Given request:
Each entry has to be copied exactly, with nothing missed.

Data for this exercise:
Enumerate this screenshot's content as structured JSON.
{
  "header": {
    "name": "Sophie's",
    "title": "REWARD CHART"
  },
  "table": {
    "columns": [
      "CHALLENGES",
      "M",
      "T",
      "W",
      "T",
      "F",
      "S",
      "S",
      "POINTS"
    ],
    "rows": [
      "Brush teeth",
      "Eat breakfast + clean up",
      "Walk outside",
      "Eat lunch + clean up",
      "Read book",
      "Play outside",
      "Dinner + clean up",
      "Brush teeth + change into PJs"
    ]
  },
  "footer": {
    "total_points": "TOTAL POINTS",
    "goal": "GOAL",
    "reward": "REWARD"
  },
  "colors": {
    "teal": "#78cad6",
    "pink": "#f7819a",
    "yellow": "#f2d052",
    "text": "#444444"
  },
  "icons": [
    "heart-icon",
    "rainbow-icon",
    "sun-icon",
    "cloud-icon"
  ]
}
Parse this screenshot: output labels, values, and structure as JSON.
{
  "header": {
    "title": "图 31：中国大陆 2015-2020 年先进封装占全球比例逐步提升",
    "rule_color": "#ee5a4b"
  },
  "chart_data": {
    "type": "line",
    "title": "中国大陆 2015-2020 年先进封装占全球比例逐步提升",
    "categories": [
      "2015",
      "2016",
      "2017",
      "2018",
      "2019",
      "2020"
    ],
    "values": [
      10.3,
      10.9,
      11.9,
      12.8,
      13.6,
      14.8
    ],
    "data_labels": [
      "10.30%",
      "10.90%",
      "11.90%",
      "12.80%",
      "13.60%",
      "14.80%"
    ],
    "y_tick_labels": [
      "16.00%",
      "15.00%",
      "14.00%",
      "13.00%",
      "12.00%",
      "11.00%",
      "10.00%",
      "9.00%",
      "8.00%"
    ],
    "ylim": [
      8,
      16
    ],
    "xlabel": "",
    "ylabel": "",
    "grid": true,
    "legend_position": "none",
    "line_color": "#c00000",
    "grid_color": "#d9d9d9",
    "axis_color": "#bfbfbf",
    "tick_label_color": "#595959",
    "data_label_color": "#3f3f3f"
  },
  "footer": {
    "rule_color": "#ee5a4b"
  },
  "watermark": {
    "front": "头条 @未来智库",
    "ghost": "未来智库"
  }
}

Reply:
Enumerate this screenshot's content as structured JSON.
{
  "header": {
    "name": "Sophie's",
    "title": "REWARD CHART"
  },
  "table": {
    "columns": [
      "CHALLENGES",
      "M",
      "T",
      "W",
      "T",
      "F",
      "S",
      "S",
      "POINTS"
    ],
    "rows": [
      "Brush teeth",
      "Eat breakfast + clean up",
      "Walk outside",
      "Eat lunch + clean up",
      "Read book",
      "Play outside",
      "Dinner + clean up",
      "Brush teeth + change into PJs"
    ]
  },
  "footer": {
    "total_points": "TOTAL POINTS",
    "goal": "GOAL",
    "reward": "REWARD"
  },
  "colors": {
    "teal": "#78cad6",
    "pink": "#f7819a",
    "yellow": "#f2d052",
    "text": "#444444"
  },
  "icons": [
    "heart-icon",
    "rainbow-icon",
    "sun-icon",
    "cloud-icon"
  ]
}
Parse this screenshot: output labels, values, and structure as JSON.
{
  "header": {
    "title": "图 31：中国大陆 2015-2020 年先进封装占全球比例逐步提升",
    "rule_color": "#ee5a4b"
  },
  "chart_data": {
    "type": "line",
    "title": "中国大陆 2015-2020 年先进封装占全球比例逐步提升",
    "categories": [
      "2015",
      "2016",
      "2017",
      "2018",
      "2019",
      "2020"
    ],
    "values": [
      10.3,
      10.9,
      11.9,
      12.8,
      13.6,
      14.8
    ],
    "data_labels": [
      "10.30%",
      "10.90%",
      "11.90%",
      "12.80%",
      "13.60%",
      "14.80%"
    ],
    "y_tick_labels": [
      "16.00%",
      "15.00%",
      "14.00%",
      "13.00%",
      "12.00%",
      "11.00%",
      "10.00%",
      "9.00%",
      "8.00%"
    ],
    "ylim": [
      8,
      16
    ],
    "xlabel": "",
    "ylabel": "",
    "grid": true,
    "legend_position": "none",
    "line_color": "#c00000",
    "grid_color": "#d9d9d9",
    "axis_color": "#bfbfbf",
    "tick_label_color": "#595959",
    "data_label_color": "#3f3f3f"
  },
  "footer": {
    "rule_color": "#ee5a4b"
  },
  "watermark": {
    "front": "头条 @未来智库",
    "ghost": "未来智库"
  }
}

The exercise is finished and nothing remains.